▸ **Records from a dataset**
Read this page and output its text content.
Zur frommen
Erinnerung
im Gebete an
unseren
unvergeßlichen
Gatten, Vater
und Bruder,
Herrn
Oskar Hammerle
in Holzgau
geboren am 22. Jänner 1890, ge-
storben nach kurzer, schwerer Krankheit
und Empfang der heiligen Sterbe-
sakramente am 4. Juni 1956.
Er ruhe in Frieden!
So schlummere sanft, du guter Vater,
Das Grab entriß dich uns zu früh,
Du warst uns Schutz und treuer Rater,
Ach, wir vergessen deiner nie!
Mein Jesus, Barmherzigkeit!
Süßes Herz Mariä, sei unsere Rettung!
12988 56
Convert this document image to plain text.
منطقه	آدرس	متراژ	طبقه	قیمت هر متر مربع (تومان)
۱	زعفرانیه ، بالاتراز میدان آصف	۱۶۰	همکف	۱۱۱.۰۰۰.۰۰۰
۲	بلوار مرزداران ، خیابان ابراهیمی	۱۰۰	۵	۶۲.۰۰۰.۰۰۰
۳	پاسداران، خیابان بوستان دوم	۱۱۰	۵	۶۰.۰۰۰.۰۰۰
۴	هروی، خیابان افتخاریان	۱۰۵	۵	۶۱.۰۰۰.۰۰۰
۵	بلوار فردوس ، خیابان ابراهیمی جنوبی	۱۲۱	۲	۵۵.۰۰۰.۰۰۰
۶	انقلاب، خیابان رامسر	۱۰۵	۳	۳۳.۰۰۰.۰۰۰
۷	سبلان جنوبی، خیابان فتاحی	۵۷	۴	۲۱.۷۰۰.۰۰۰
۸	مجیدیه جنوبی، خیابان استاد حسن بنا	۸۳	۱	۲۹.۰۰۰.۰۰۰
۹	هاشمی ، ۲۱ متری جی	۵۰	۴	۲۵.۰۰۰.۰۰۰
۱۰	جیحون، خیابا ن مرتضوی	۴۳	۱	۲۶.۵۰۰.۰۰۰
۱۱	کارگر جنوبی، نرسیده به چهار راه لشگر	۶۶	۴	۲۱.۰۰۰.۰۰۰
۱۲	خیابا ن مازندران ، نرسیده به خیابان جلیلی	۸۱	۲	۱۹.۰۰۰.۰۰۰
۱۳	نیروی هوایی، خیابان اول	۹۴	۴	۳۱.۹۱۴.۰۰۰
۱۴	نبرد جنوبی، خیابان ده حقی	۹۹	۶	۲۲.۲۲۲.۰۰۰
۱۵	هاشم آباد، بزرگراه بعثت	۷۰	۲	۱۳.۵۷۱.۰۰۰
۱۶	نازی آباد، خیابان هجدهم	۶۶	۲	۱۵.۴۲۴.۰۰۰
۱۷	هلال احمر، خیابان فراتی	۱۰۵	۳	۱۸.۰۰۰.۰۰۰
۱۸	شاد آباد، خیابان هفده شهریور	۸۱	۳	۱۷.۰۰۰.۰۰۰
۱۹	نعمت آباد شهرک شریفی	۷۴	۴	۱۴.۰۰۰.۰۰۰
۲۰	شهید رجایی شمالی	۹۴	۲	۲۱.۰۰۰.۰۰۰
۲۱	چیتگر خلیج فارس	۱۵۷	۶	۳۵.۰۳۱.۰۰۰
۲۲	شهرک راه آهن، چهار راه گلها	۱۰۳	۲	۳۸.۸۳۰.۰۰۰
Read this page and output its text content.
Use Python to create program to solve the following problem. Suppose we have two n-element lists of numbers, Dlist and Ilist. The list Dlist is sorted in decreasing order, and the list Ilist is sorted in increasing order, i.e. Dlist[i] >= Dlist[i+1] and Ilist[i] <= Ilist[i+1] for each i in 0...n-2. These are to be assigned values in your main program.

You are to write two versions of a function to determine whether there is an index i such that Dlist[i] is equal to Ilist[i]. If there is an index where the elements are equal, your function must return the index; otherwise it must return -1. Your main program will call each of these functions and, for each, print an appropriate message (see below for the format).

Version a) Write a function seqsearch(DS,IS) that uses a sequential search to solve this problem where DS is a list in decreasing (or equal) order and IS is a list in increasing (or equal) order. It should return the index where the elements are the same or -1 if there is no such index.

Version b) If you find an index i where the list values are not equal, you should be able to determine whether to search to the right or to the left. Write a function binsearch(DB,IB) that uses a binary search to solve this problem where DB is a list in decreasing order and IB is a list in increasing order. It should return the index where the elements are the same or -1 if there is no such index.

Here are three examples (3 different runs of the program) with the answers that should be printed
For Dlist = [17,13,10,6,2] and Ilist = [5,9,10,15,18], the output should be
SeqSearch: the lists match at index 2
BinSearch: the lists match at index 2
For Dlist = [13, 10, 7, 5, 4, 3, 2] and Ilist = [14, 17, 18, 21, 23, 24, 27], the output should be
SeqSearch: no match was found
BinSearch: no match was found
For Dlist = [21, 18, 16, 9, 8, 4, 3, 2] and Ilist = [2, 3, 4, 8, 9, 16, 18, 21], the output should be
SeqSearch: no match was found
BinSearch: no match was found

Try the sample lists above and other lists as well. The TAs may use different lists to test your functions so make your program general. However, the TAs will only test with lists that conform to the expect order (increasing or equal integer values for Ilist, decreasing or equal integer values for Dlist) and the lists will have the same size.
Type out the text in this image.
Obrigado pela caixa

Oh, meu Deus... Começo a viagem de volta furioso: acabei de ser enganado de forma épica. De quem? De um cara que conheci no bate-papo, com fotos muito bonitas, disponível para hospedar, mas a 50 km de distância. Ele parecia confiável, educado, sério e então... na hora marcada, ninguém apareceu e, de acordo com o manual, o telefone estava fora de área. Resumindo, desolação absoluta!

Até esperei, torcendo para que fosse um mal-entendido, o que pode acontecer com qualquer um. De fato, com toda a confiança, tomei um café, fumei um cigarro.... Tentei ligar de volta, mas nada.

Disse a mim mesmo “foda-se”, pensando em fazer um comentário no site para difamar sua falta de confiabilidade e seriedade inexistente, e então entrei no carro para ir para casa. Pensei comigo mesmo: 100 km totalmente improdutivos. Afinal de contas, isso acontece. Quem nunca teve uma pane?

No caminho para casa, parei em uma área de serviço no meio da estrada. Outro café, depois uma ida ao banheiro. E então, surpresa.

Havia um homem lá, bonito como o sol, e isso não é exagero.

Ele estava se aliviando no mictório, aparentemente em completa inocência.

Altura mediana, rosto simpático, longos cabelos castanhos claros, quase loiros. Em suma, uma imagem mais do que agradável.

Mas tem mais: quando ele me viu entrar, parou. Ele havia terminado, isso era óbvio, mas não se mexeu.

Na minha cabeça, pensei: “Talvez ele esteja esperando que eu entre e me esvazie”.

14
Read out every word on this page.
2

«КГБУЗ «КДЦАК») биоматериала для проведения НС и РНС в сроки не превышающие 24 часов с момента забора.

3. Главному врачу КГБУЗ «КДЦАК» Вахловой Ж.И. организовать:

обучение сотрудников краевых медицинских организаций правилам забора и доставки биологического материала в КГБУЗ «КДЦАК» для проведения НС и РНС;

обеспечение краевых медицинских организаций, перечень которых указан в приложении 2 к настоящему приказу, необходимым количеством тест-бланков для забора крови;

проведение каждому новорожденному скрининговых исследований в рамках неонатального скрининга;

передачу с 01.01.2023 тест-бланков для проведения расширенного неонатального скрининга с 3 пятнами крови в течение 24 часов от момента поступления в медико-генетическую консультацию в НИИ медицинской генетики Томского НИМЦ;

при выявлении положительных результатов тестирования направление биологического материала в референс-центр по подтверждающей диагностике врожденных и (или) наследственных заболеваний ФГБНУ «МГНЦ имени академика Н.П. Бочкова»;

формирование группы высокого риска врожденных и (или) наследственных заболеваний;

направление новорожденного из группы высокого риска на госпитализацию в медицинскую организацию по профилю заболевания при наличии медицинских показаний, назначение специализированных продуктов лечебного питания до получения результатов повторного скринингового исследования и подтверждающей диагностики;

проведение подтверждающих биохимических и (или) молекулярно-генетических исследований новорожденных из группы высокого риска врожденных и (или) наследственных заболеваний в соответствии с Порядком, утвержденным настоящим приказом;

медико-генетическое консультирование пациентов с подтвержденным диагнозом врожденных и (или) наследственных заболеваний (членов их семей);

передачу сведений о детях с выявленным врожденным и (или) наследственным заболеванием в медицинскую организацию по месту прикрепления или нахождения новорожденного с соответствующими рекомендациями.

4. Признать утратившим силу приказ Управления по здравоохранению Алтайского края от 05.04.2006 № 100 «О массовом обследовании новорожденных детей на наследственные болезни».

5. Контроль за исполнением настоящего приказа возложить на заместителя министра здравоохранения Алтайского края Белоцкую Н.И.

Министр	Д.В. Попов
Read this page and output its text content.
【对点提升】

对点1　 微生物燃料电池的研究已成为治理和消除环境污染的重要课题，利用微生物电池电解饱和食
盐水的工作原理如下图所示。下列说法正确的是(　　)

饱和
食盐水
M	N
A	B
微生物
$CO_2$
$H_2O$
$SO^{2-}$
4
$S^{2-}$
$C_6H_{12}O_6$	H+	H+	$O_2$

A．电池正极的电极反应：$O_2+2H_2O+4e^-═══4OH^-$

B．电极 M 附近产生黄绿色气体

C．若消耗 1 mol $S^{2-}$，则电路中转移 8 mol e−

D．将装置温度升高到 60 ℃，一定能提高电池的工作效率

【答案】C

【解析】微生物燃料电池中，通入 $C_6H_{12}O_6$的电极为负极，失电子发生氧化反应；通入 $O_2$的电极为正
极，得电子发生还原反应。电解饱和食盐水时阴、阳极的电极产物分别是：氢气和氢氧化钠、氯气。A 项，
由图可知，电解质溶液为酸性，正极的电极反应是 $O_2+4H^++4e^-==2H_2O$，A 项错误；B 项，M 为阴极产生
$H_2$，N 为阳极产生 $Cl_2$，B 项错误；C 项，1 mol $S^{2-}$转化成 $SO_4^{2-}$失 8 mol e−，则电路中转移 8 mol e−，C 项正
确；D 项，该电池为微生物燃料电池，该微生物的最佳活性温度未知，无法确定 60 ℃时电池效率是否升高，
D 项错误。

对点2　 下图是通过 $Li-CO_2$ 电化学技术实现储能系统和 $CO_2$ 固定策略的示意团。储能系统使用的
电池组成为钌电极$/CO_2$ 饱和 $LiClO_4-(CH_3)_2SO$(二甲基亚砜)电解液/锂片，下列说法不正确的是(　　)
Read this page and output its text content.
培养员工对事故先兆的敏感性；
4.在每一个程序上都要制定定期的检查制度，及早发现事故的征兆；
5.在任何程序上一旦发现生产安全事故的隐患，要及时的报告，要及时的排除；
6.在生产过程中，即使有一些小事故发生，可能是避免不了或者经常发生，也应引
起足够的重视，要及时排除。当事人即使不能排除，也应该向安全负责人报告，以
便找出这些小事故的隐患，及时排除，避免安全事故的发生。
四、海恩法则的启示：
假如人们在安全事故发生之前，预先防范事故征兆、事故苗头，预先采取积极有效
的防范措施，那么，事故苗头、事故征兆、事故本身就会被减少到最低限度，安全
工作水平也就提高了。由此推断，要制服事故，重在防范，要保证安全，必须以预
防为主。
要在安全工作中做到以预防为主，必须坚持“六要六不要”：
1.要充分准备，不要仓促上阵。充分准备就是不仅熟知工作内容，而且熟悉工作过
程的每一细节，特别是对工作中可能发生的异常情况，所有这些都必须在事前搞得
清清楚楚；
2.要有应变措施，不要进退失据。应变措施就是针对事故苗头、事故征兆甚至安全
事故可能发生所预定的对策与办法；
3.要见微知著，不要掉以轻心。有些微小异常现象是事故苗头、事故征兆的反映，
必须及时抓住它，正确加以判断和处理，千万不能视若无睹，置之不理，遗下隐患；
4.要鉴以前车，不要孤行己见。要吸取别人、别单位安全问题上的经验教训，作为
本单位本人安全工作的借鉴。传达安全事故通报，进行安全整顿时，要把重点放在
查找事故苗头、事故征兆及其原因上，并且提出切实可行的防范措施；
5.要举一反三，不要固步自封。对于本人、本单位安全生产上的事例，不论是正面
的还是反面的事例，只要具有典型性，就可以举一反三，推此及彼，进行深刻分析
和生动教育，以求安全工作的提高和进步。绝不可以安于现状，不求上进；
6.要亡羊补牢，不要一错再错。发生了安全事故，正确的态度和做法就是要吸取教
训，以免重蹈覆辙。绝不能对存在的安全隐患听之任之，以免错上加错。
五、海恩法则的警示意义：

▸ **JOB**
Search the data for the string "биологического". List each line that has it.

▸ **EXERCISE RESPONSE**
обучение сотрудников краевых медицинских организаций правилам забора и доставки биологического материала в КГБУЗ «КДЦАК» для проведения НС и РНС;
при выявлении положительных результатов тестирования направление биологического материала в референс-центр по подтверждающей диагностике врожденных и (или) наследственных заболеваний ФГБНУ «МГНЦ имени академика Н.П. Бочкова»;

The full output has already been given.